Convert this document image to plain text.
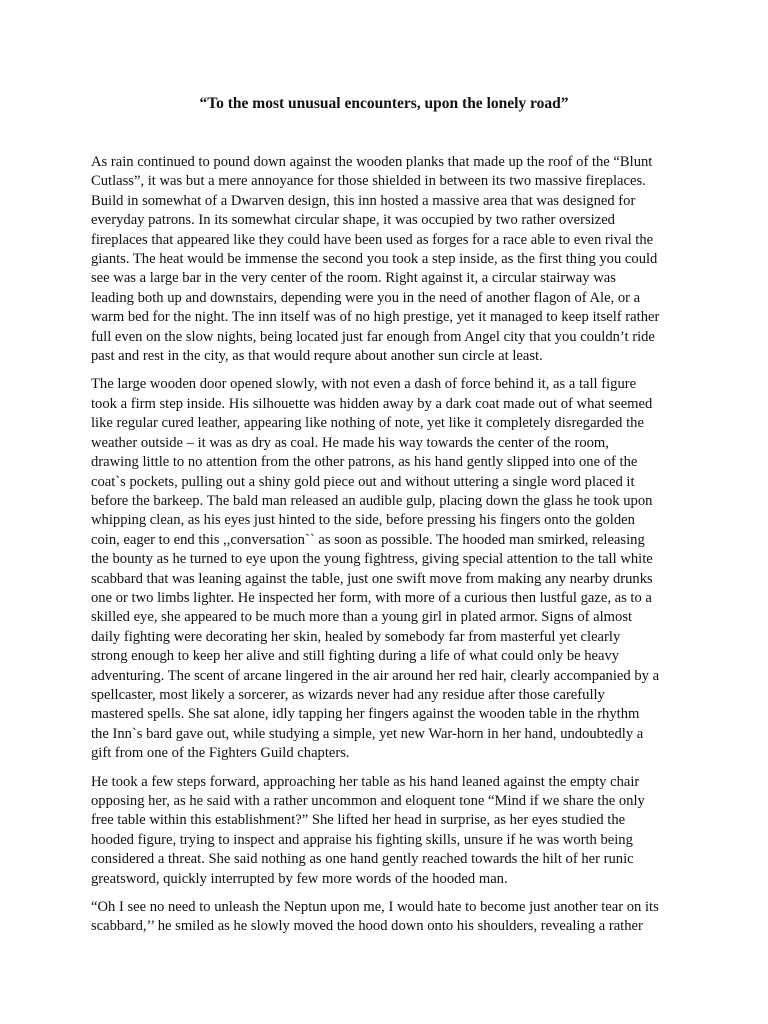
“To the most unusual encounters, upon the lonely road”

As rain continued to pound down against the wooden planks that made up the roof of the “Blunt
Cutlass”, it was but a mere annoyance for those shielded in between its two massive fireplaces.
Build in somewhat of a Dwarven design, this inn hosted a massive area that was designed for
everyday patrons. In its somewhat circular shape, it was occupied by two rather oversized
fireplaces that appeared like they could have been used as forges for a race able to even rival the
giants. The heat would be immense the second you took a step inside, as the first thing you could
see was a large bar in the very center of the room. Right against it, a circular stairway was
leading both up and downstairs, depending were you in the need of another flagon of Ale, or a
warm bed for the night. The inn itself was of no high prestige, yet it managed to keep itself rather
full even on the slow nights, being located just far enough from Angel city that you couldn’t ride
past and rest in the city, as that would requre about another sun circle at least.

The large wooden door opened slowly, with not even a dash of force behind it, as a tall figure
took a firm step inside. His silhouette was hidden away by a dark coat made out of what seemed
like regular cured leather, appearing like nothing of note, yet like it completely disregarded the
weather outside – it was as dry as coal. He made his way towards the center of the room,
drawing little to no attention from the other patrons, as his hand gently slipped into one of the
coat`s pockets, pulling out a shiny gold piece out and without uttering a single word placed it
before the barkeep. The bald man released an audible gulp, placing down the glass he took upon
whipping clean, as his eyes just hinted to the side, before pressing his fingers onto the golden
coin, eager to end this ,,conversation`` as soon as possible. The hooded man smirked, releasing
the bounty as he turned to eye upon the young fightress, giving special attention to the tall white
scabbard that was leaning against the table, just one swift move from making any nearby drunks
one or two limbs lighter. He inspected her form, with more of a curious then lustful gaze, as to a
skilled eye, she appeared to be much more than a young girl in plated armor. Signs of almost
daily fighting were decorating her skin, healed by somebody far from masterful yet clearly
strong enough to keep her alive and still fighting during a life of what could only be heavy
adventuring. The scent of arcane lingered in the air around her red hair, clearly accompanied by a
spellcaster, most likely a sorcerer, as wizards never had any residue after those carefully
mastered spells. She sat alone, idly tapping her fingers against the wooden table in the rhythm
the Inn`s bard gave out, while studying a simple, yet new War-horn in her hand, undoubtedly a
gift from one of the Fighters Guild chapters.

He took a few steps forward, approaching her table as his hand leaned against the empty chair
opposing her, as he said with a rather uncommon and eloquent tone “Mind if we share the only
free table within this establishment?” She lifted her head in surprise, as her eyes studied the
hooded figure, trying to inspect and appraise his fighting skills, unsure if he was worth being
considered a threat. She said nothing as one hand gently reached towards the hilt of her runic
greatsword, quickly interrupted by few more words of the hooded man.

“Oh I see no need to unleash the Neptun upon me, I would hate to become just another tear on its
scabbard,’’ he smiled as he slowly moved the hood down onto his shoulders, revealing a rather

Stated goal
Locate each line with the word "clearly" and copy it.

Response
daily fighting were decorating her skin, healed by somebody far from masterful yet clearly
adventuring. The scent of arcane lingered in the air around her red hair, clearly accompanied by a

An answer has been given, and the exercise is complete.